§ DIRECTION: Please retype each line of the records below, character for character, with no changes.

Dataset excerpt:
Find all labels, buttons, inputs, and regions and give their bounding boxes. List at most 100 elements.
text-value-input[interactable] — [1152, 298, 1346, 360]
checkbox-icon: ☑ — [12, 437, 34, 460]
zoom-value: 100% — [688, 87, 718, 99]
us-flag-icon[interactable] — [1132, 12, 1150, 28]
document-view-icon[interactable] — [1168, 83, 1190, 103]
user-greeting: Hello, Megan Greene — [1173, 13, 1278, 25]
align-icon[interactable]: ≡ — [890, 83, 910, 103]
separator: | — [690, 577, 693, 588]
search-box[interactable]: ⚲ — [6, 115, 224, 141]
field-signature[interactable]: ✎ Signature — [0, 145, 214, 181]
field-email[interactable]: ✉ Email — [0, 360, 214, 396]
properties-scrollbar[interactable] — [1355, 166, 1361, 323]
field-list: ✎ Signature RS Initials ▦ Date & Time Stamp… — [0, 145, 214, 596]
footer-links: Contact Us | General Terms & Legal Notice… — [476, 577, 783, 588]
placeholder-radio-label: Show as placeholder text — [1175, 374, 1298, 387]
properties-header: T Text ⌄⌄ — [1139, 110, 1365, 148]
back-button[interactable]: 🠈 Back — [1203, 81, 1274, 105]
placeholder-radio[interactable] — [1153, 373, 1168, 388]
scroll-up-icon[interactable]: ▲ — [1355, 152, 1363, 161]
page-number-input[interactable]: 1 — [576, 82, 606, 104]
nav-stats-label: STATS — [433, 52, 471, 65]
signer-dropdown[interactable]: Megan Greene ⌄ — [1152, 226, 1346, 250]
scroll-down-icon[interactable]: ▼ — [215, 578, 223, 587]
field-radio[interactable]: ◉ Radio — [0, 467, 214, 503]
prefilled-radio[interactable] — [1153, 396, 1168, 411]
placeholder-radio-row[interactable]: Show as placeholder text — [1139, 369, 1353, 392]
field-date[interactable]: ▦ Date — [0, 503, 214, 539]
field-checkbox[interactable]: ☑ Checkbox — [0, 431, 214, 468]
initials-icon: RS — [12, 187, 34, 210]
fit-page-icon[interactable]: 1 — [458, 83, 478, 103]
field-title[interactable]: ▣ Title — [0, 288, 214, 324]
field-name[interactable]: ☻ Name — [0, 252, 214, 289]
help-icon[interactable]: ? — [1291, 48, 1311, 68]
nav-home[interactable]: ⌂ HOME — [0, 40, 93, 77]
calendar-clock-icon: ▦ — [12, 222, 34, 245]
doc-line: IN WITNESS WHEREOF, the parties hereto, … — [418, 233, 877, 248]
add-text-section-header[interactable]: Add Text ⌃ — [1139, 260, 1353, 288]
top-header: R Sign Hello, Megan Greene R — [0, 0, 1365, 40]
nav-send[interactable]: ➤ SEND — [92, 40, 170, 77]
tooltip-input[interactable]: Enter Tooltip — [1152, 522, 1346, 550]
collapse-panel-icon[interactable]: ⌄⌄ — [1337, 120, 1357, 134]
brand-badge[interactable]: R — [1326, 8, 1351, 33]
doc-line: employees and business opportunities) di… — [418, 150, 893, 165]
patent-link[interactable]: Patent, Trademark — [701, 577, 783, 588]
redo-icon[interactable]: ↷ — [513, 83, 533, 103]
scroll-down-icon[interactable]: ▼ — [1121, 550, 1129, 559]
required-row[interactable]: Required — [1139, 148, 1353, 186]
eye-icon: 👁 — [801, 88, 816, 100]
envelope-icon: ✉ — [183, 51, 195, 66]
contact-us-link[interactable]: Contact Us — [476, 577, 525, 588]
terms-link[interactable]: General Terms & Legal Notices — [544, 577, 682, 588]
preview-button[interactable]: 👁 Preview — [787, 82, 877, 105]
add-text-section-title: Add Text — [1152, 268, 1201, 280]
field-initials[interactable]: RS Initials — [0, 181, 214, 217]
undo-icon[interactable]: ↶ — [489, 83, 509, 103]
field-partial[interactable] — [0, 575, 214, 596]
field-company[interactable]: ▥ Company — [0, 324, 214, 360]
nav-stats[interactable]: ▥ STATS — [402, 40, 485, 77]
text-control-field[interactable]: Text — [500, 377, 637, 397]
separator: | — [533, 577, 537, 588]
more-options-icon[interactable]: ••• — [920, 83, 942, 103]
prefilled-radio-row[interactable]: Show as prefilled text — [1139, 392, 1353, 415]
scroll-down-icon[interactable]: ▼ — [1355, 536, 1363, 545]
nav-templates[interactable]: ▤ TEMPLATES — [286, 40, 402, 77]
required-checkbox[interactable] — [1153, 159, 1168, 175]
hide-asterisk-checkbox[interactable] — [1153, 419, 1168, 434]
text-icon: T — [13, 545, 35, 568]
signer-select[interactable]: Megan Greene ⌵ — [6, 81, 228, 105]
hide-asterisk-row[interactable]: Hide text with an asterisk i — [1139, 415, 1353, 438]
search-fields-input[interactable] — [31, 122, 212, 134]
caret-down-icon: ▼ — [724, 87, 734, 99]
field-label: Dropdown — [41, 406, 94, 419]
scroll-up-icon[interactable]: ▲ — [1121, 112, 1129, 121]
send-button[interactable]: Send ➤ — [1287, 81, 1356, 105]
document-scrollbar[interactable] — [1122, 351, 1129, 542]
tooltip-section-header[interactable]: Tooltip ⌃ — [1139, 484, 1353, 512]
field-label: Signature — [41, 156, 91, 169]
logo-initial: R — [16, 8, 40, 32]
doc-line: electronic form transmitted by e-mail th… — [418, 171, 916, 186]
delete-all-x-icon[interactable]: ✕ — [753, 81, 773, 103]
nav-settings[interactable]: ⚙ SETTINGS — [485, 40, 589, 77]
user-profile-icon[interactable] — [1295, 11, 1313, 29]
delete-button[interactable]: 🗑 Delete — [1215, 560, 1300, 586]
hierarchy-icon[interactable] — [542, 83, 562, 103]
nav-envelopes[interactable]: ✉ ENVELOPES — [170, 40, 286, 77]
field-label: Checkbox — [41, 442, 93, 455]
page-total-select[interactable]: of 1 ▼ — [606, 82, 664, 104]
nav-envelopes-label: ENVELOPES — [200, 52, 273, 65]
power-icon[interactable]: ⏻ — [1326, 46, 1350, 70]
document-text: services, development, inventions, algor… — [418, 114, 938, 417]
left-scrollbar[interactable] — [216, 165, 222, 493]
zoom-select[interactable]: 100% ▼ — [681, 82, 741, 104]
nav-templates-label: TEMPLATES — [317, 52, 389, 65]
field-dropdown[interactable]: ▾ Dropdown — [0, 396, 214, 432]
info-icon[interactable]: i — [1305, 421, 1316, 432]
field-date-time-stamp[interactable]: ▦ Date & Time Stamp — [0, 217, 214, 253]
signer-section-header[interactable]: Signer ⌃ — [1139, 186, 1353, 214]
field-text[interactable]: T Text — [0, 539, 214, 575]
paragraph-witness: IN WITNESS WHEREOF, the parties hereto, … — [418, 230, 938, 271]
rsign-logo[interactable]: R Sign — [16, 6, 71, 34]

§ SOLUTION TO THE PROBLEM:
Find all labels, buttons, inputs, and regions and give their bounding boxes. List at most 100 elements.
text-value-input[interactable] — [1152, 298, 1346, 360]
checkbox-icon: ☑ — [12, 437, 34, 460]
zoom-value: 100% — [688, 87, 718, 99]
us-flag-icon[interactable] — [1132, 12, 1150, 28]
document-view-icon[interactable] — [1168, 83, 1190, 103]
user-greeting: Hello, Megan Greene — [1173, 13, 1278, 25]
align-icon[interactable]: ≡ — [890, 83, 910, 103]
separator: | — [690, 577, 693, 588]
search-box[interactable]: ⚲ — [6, 115, 224, 141]
field-signature[interactable]: ✎ Signature — [0, 145, 214, 181]
field-email[interactable]: ✉ Email — [0, 360, 214, 396]
properties-scrollbar[interactable] — [1355, 166, 1361, 323]
field-list: ✎ Signature RS Initials ▦ Date & Time Stamp… — [0, 145, 214, 596]
footer-links: Contact Us | General Terms & Legal Notice… — [476, 577, 783, 588]
placeholder-radio-label: Show as placeholder text — [1175, 374, 1298, 387]
properties-header: T Text ⌄⌄ — [1139, 110, 1365, 148]
back-button[interactable]: 🠈 Back — [1203, 81, 1274, 105]
placeholder-radio[interactable] — [1153, 373, 1168, 388]
scroll-up-icon[interactable]: ▲ — [1355, 152, 1363, 161]
page-number-input[interactable]: 1 — [576, 82, 606, 104]
nav-stats-label: STATS — [433, 52, 471, 65]
signer-dropdown[interactable]: Megan Greene ⌄ — [1152, 226, 1346, 250]
scroll-down-icon[interactable]: ▼ — [215, 578, 223, 587]
field-radio[interactable]: ◉ Radio — [0, 467, 214, 503]
prefilled-radio[interactable] — [1153, 396, 1168, 411]
placeholder-radio-row[interactable]: Show as placeholder text — [1139, 369, 1353, 392]
field-date[interactable]: ▦ Date — [0, 503, 214, 539]
field-checkbox[interactable]: ☑ Checkbox — [0, 431, 214, 468]
initials-icon: RS — [12, 187, 34, 210]
fit-page-icon[interactable]: 1 — [458, 83, 478, 103]
field-title[interactable]: ▣ Title — [0, 288, 214, 324]
field-name[interactable]: ☻ Name — [0, 252, 214, 289]
help-icon[interactable]: ? — [1291, 48, 1311, 68]
nav-home[interactable]: ⌂ HOME — [0, 40, 93, 77]
calendar-clock-icon: ▦ — [12, 222, 34, 245]
doc-line: IN WITNESS WHEREOF, the parties hereto, … — [418, 233, 877, 248]
add-text-section-header[interactable]: Add Text ⌃ — [1139, 260, 1353, 288]
top-header: R Sign Hello, Megan Greene R — [0, 0, 1365, 40]
nav-send[interactable]: ➤ SEND — [92, 40, 170, 77]
tooltip-input[interactable]: Enter Tooltip — [1152, 522, 1346, 550]
collapse-panel-icon[interactable]: ⌄⌄ — [1337, 120, 1357, 134]
brand-badge[interactable]: R — [1326, 8, 1351, 33]
doc-line: employees and business opportunities) di… — [418, 150, 893, 165]
patent-link[interactable]: Patent, Trademark — [701, 577, 783, 588]
redo-icon[interactable]: ↷ — [513, 83, 533, 103]
scroll-down-icon[interactable]: ▼ — [1121, 550, 1129, 559]
required-row[interactable]: Required — [1139, 148, 1353, 186]
eye-icon: 👁 — [801, 88, 816, 100]
envelope-icon: ✉ — [183, 51, 195, 66]
contact-us-link[interactable]: Contact Us — [476, 577, 525, 588]
terms-link[interactable]: General Terms & Legal Notices — [544, 577, 682, 588]
preview-button[interactable]: 👁 Preview — [787, 82, 877, 105]
add-text-section-title: Add Text — [1152, 268, 1201, 280]
field-initials[interactable]: RS Initials — [0, 181, 214, 217]
undo-icon[interactable]: ↶ — [489, 83, 509, 103]
field-partial[interactable] — [0, 575, 214, 596]
field-company[interactable]: ▥ Company — [0, 324, 214, 360]
nav-stats[interactable]: ▥ STATS — [402, 40, 485, 77]
text-control-field[interactable]: Text — [500, 377, 637, 397]
separator: | — [533, 577, 537, 588]
more-options-icon[interactable]: ••• — [920, 83, 942, 103]
prefilled-radio-row[interactable]: Show as prefilled text — [1139, 392, 1353, 415]
scroll-down-icon[interactable]: ▼ — [1355, 536, 1363, 545]
nav-templates[interactable]: ▤ TEMPLATES — [286, 40, 402, 77]
required-checkbox[interactable] — [1153, 159, 1168, 175]
hide-asterisk-checkbox[interactable] — [1153, 419, 1168, 434]
text-icon: T — [13, 545, 35, 568]
signer-select[interactable]: Megan Greene ⌵ — [6, 81, 228, 105]
hide-asterisk-row[interactable]: Hide text with an asterisk i — [1139, 415, 1353, 438]
search-fields-input[interactable] — [31, 122, 212, 134]
caret-down-icon: ▼ — [724, 87, 734, 99]
field-label: Dropdown — [41, 406, 94, 419]
scroll-up-icon[interactable]: ▲ — [1121, 112, 1129, 121]
send-button[interactable]: Send ➤ — [1287, 81, 1356, 105]
document-scrollbar[interactable] — [1122, 351, 1129, 542]
tooltip-section-header[interactable]: Tooltip ⌃ — [1139, 484, 1353, 512]
field-label: Signature — [41, 156, 91, 169]
logo-initial: R — [16, 8, 40, 32]
doc-line: electronic form transmitted by e-mail th… — [418, 171, 916, 186]
delete-all-x-icon[interactable]: ✕ — [753, 81, 773, 103]
nav-settings[interactable]: ⚙ SETTINGS — [485, 40, 589, 77]
user-profile-icon[interactable] — [1295, 11, 1313, 29]
delete-button[interactable]: 🗑 Delete — [1215, 560, 1300, 586]
hierarchy-icon[interactable] — [542, 83, 562, 103]
nav-envelopes[interactable]: ✉ ENVELOPES — [170, 40, 286, 77]
field-label: Checkbox — [41, 442, 93, 455]
page-total-select[interactable]: of 1 ▼ — [606, 82, 664, 104]
nav-envelopes-label: ENVELOPES — [200, 52, 273, 65]
power-icon[interactable]: ⏻ — [1326, 46, 1350, 70]
document-text: services, development, inventions, algor… — [418, 114, 938, 417]
left-scrollbar[interactable] — [216, 165, 222, 493]
zoom-select[interactable]: 100% ▼ — [681, 82, 741, 104]
nav-templates-label: TEMPLATES — [317, 52, 389, 65]
field-dropdown[interactable]: ▾ Dropdown — [0, 396, 214, 432]
info-icon[interactable]: i — [1305, 421, 1316, 432]
field-date-time-stamp[interactable]: ▦ Date & Time Stamp — [0, 217, 214, 253]
signer-section-header[interactable]: Signer ⌃ — [1139, 186, 1353, 214]
field-text[interactable]: T Text — [0, 539, 214, 575]
paragraph-witness: IN WITNESS WHEREOF, the parties hereto, … — [418, 230, 938, 271]
rsign-logo[interactable]: R Sign — [16, 6, 71, 34]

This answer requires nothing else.